* Problem to solve
Filter the data below for the string "grid" and copy each matching line.
↓↓↓
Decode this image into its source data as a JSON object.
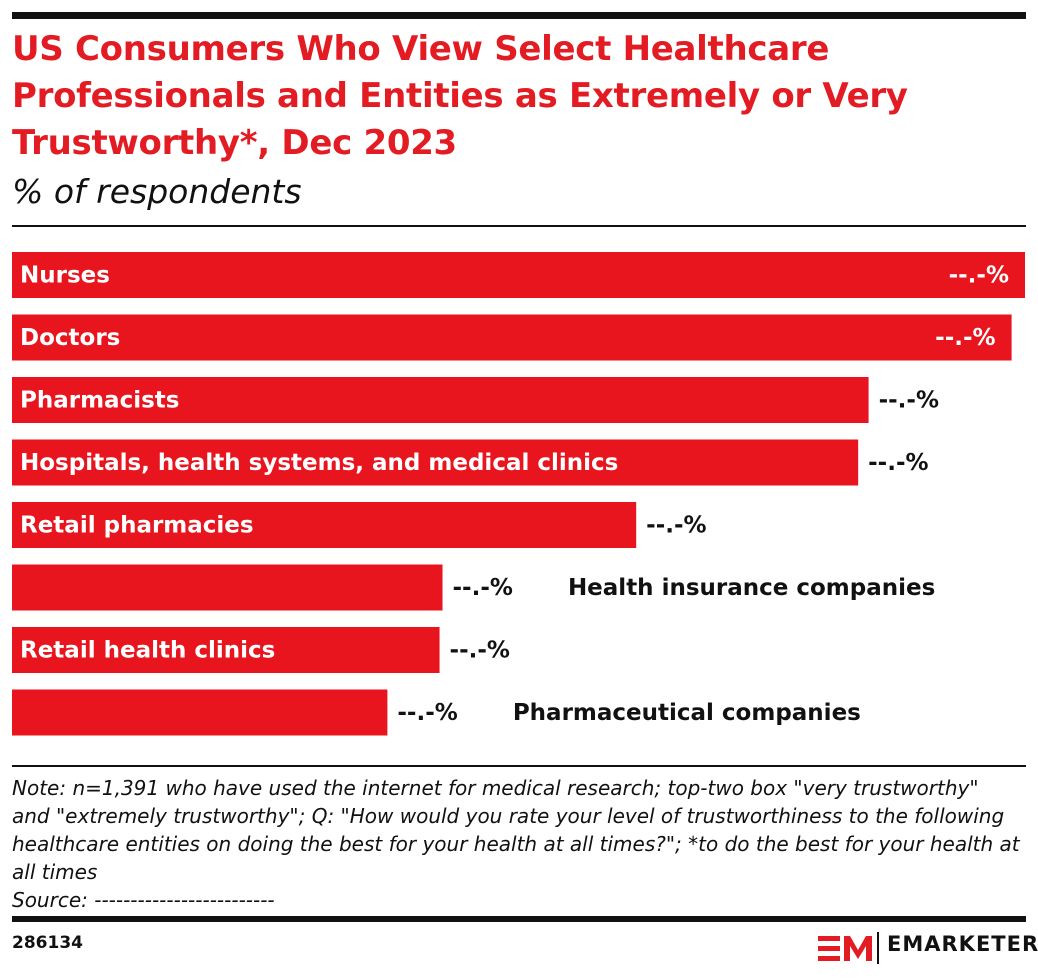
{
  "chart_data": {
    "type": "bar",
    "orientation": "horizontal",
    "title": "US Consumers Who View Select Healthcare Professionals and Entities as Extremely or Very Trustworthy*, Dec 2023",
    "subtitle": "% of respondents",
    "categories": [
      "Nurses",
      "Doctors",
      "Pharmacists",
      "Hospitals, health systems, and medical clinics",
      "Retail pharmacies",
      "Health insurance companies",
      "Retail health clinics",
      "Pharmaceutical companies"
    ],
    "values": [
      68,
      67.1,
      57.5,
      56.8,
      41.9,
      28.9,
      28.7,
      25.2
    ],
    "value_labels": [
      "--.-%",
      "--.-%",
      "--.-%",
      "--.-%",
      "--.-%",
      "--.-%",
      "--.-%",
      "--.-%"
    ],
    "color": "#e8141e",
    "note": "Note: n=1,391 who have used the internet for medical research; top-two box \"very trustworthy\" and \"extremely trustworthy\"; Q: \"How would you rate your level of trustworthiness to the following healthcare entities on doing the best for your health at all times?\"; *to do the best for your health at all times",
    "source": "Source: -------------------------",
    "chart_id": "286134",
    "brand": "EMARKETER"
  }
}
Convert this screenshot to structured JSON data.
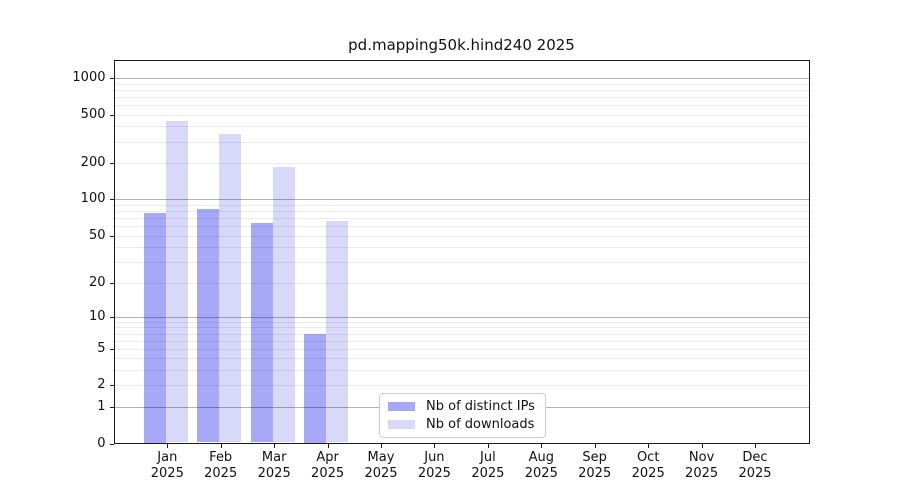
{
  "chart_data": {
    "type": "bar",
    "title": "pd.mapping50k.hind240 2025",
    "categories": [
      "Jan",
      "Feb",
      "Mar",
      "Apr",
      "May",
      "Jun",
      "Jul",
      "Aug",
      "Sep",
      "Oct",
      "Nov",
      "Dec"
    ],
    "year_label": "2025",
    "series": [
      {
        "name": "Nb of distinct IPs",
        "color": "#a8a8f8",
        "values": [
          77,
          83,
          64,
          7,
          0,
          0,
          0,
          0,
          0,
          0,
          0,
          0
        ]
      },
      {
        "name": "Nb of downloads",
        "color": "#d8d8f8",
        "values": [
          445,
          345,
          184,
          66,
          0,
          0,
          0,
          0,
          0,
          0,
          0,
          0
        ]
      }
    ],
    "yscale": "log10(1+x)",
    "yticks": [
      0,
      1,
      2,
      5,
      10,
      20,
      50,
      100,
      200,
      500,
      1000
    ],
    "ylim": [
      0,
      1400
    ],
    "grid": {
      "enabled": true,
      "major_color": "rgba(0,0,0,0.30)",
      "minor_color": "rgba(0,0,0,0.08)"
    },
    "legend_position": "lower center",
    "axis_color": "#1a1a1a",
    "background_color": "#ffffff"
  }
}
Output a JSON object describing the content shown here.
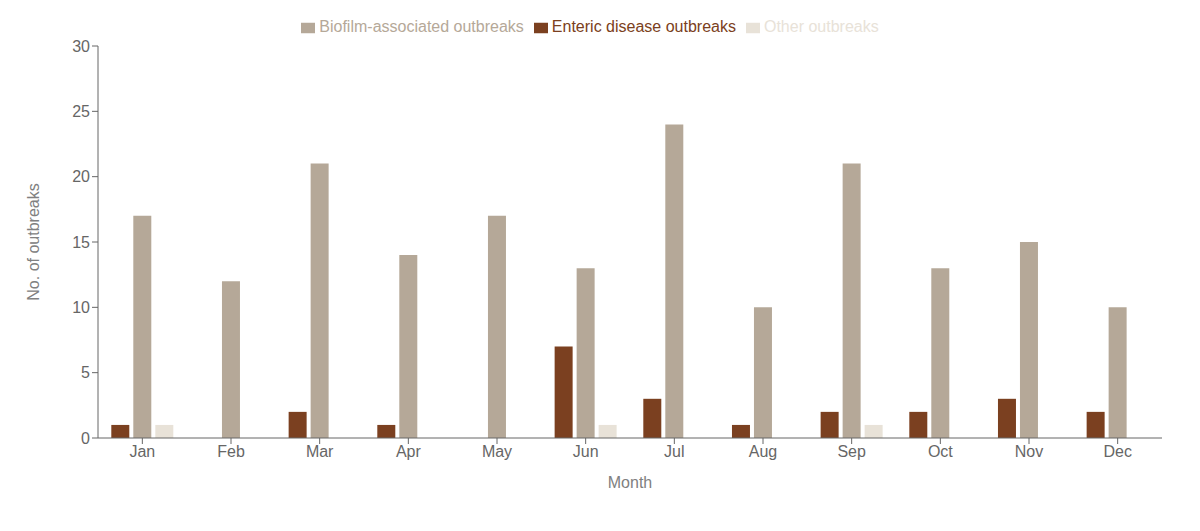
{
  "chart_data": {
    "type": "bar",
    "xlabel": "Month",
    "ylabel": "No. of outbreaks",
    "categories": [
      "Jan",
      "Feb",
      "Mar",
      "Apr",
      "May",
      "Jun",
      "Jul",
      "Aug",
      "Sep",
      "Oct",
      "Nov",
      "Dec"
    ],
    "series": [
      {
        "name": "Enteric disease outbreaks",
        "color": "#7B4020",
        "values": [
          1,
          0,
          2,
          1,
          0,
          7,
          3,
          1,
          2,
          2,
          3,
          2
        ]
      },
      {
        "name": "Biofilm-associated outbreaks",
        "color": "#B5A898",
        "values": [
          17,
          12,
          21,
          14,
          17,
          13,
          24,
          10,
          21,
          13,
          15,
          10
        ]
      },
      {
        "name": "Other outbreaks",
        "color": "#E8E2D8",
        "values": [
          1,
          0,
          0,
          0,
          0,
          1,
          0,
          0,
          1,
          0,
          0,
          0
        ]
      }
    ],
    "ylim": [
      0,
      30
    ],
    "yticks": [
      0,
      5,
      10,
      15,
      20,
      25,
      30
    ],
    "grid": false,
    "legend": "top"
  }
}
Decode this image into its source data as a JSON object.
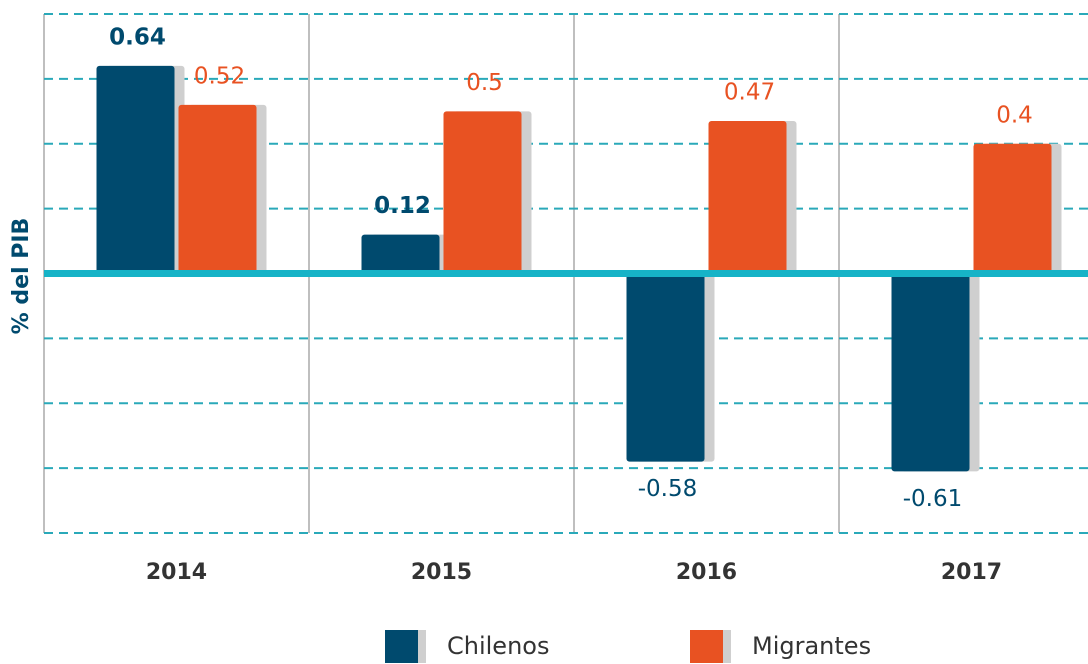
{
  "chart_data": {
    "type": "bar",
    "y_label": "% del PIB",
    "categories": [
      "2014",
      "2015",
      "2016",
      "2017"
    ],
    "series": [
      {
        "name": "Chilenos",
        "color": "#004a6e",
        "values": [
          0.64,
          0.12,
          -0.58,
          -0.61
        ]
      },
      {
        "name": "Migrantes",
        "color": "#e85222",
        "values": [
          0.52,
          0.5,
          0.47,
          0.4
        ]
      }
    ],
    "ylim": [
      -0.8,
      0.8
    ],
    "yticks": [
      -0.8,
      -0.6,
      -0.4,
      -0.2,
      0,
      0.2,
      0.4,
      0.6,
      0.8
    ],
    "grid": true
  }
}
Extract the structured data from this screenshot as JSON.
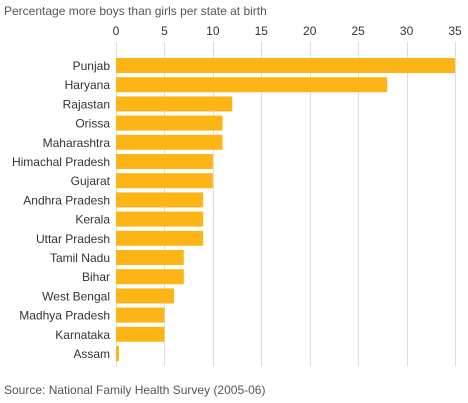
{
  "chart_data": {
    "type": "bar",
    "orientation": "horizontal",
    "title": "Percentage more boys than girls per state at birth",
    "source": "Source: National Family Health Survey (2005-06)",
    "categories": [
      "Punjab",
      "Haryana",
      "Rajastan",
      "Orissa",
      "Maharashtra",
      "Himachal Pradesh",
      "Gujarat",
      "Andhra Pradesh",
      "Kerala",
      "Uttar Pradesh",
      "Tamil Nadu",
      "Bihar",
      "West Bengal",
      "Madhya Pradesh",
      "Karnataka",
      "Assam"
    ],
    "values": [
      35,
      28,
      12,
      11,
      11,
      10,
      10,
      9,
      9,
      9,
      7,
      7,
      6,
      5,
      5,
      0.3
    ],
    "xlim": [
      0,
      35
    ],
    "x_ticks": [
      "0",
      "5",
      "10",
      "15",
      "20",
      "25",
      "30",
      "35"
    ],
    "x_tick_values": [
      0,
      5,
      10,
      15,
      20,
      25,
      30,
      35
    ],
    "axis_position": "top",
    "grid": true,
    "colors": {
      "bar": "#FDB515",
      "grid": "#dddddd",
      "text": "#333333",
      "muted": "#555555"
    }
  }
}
↑↑↑
* Solution for this exercise
    "grid": {
    "grid": false,
    "grid": true
    "grid": true,
      "grid": "#dddddd",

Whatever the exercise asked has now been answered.